▸ **What you have to do**: Give the number of lines in the data that hold the string "yang". Nothing else is needed.

▸ **Exercise material**:
********************
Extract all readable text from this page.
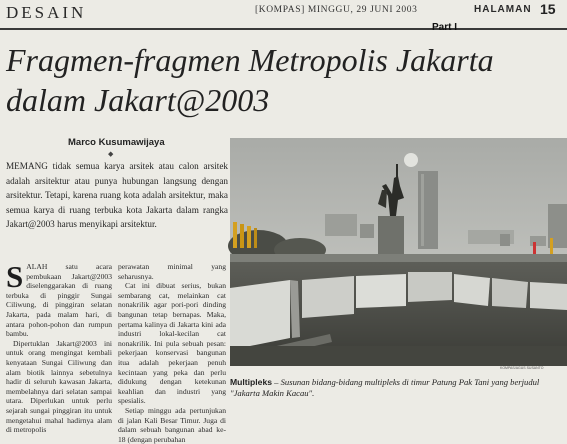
DESAIN	[KOMPAS] MINGGU, 29 JUNI 2003	HALAMAN 15
Part I
Fragmen-fragmen Metropolis Jakarta
dalam Jakart@2003
Marco Kusumawijaya
◆
MEMANG tidak semua karya arsitek atau calon arsitek adalah arsitektur atau punya hubungan langsung dengan arsitektur. Tetapi, karena ruang kota adalah arsitektur, maka semua karya di ruang terbuka kota Jakarta dalam rangka Jakart@2003 harus menyikapi arsitektur.

SALAH satu acara pembukaan Jakart@2003 diselenggarakan di ruang terbuka di pinggir Sungai Ciliwung, di pinggiran selatan Jakarta, pada malam hari, di antara pohon-pohon dan rumpun bambu.

Dipertuklan Jakart@2003 ini untuk orang mengingat kembali kenyataan Sungai Ciliwung dan alam biotik lainnya sebetulnya hadir di seluruh kawasan Jakarta, membelahnya dari selatan sampai utara. Diperlukan untuk perlu sejarah sungai pinggiran itu untuk mengetahui mahal hadirnya alam di metropolis

perawatan minimal yang seharusnya.

Cat ini dibuat serius, bukan sembarang cat, melainkan cat nonakrilik agar pori-pori dinding bangunan tetap bernapas. Maka, pertama kalinya di Jakarta kini ada industri lokal-kecilan cat nonakrilik. Ini pula sebuah pesan: pekerjaan konservasi bangunan itua adalah pekerjaan penuh kecintaan yang peka dan perlu didukung dengan ketekunan keahlian dan industri yang spesialis.

Setiap minggu ada pertunjukan di jalan Kali Besar Timur. Juga di dalam sebuah bangunan abad ke-18 (dengan perubahan

KOMPAS/AGUS SUSANTO
Multipleks – Susunan bidang-bidang multipleks di timur Patung Pak Tani yang berjudul "Jakarta Makin Kacau".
********************
▸ **Solution for this problem**: 3